- Data supplied
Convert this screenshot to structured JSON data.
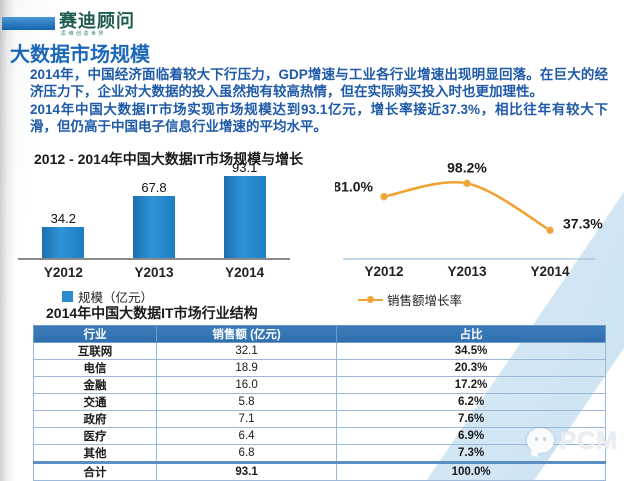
{
  "header": {
    "logo_text": "赛迪顾问",
    "logo_tagline": "思维创造世界"
  },
  "page": {
    "title": "大数据市场规模",
    "paragraph1": "2014年，中国经济面临着较大下行压力，GDP增速与工业各行业增速出现明显回落。在巨大的经济压力下，企业对大数据的投入虽然抱有较高热情，但在实际购买投入时也更加理性。",
    "paragraph2": "2014年中国大数据IT市场实现市场规模达到93.1亿元，增长率接近37.3%，相比往年有较大下滑，但仍高于中国电子信息行业增速的平均水平。"
  },
  "colors": {
    "accent_blue": "#1b67b8",
    "body_text_blue": "#1e5aa8",
    "bar_blue": "#2b8ad0",
    "line_orange": "#f0a232",
    "table_header_blue": "#3474b4",
    "diag_band_blue": "#d9e9f5"
  },
  "watermark": {
    "label": "PCM",
    "icon": "wechat-icon"
  },
  "chart_data": [
    {
      "type": "bar",
      "title": "2012 - 2014年中国大数据IT市场规模与增长",
      "categories": [
        "Y2012",
        "Y2013",
        "Y2014"
      ],
      "values": [
        34.2,
        67.8,
        93.1
      ],
      "value_labels": [
        "34.2",
        "67.8",
        "93.1"
      ],
      "legend": "规模（亿元）",
      "ylabel": "",
      "xlabel": "",
      "ylim": [
        0,
        100
      ],
      "grid": false,
      "legend_position": "bottom-left",
      "bar_color": "#2b8ad0"
    },
    {
      "type": "line",
      "title": "",
      "categories": [
        "Y2012",
        "Y2013",
        "Y2014"
      ],
      "values": [
        81.0,
        98.2,
        37.3
      ],
      "value_labels": [
        "81.0%",
        "98.2%",
        "37.3%"
      ],
      "legend": "销售额增长率",
      "ylim": [
        0,
        110
      ],
      "grid": false,
      "legend_position": "bottom-left",
      "line_color": "#f0a232",
      "marker": "circle"
    },
    {
      "type": "table",
      "title": "2014年中国大数据IT市场行业结构",
      "columns": [
        "行业",
        "销售额 (亿元)",
        "占比"
      ],
      "rows": [
        [
          "互联网",
          "32.1",
          "34.5%"
        ],
        [
          "电信",
          "18.9",
          "20.3%"
        ],
        [
          "金融",
          "16.0",
          "17.2%"
        ],
        [
          "交通",
          "5.8",
          "6.2%"
        ],
        [
          "政府",
          "7.1",
          "7.6%"
        ],
        [
          "医疗",
          "6.4",
          "6.9%"
        ],
        [
          "其他",
          "6.8",
          "7.3%"
        ]
      ],
      "total_row": [
        "合计",
        "93.1",
        "100.0%"
      ]
    }
  ]
}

- Exercise details
Skip the images and write out the rest of the listing exactly.

- Answer for the task
Convert this screenshot to structured JSON data.
{
  "header": {
    "logo_text": "赛迪顾问",
    "logo_tagline": "思维创造世界"
  },
  "page": {
    "title": "大数据市场规模",
    "paragraph1": "2014年，中国经济面临着较大下行压力，GDP增速与工业各行业增速出现明显回落。在巨大的经济压力下，企业对大数据的投入虽然抱有较高热情，但在实际购买投入时也更加理性。",
    "paragraph2": "2014年中国大数据IT市场实现市场规模达到93.1亿元，增长率接近37.3%，相比往年有较大下滑，但仍高于中国电子信息行业增速的平均水平。"
  },
  "colors": {
    "accent_blue": "#1b67b8",
    "body_text_blue": "#1e5aa8",
    "bar_blue": "#2b8ad0",
    "line_orange": "#f0a232",
    "table_header_blue": "#3474b4",
    "diag_band_blue": "#d9e9f5"
  },
  "watermark": {
    "label": "PCM",
    "icon": "wechat-icon"
  },
  "chart_data": [
    {
      "type": "bar",
      "title": "2012 - 2014年中国大数据IT市场规模与增长",
      "categories": [
        "Y2012",
        "Y2013",
        "Y2014"
      ],
      "values": [
        34.2,
        67.8,
        93.1
      ],
      "value_labels": [
        "34.2",
        "67.8",
        "93.1"
      ],
      "legend": "规模（亿元）",
      "ylabel": "",
      "xlabel": "",
      "ylim": [
        0,
        100
      ],
      "grid": false,
      "legend_position": "bottom-left",
      "bar_color": "#2b8ad0"
    },
    {
      "type": "line",
      "title": "",
      "categories": [
        "Y2012",
        "Y2013",
        "Y2014"
      ],
      "values": [
        81.0,
        98.2,
        37.3
      ],
      "value_labels": [
        "81.0%",
        "98.2%",
        "37.3%"
      ],
      "legend": "销售额增长率",
      "ylim": [
        0,
        110
      ],
      "grid": false,
      "legend_position": "bottom-left",
      "line_color": "#f0a232",
      "marker": "circle"
    },
    {
      "type": "table",
      "title": "2014年中国大数据IT市场行业结构",
      "columns": [
        "行业",
        "销售额 (亿元)",
        "占比"
      ],
      "rows": [
        [
          "互联网",
          "32.1",
          "34.5%"
        ],
        [
          "电信",
          "18.9",
          "20.3%"
        ],
        [
          "金融",
          "16.0",
          "17.2%"
        ],
        [
          "交通",
          "5.8",
          "6.2%"
        ],
        [
          "政府",
          "7.1",
          "7.6%"
        ],
        [
          "医疗",
          "6.4",
          "6.9%"
        ],
        [
          "其他",
          "6.8",
          "7.3%"
        ]
      ],
      "total_row": [
        "合计",
        "93.1",
        "100.0%"
      ]
    }
  ]
}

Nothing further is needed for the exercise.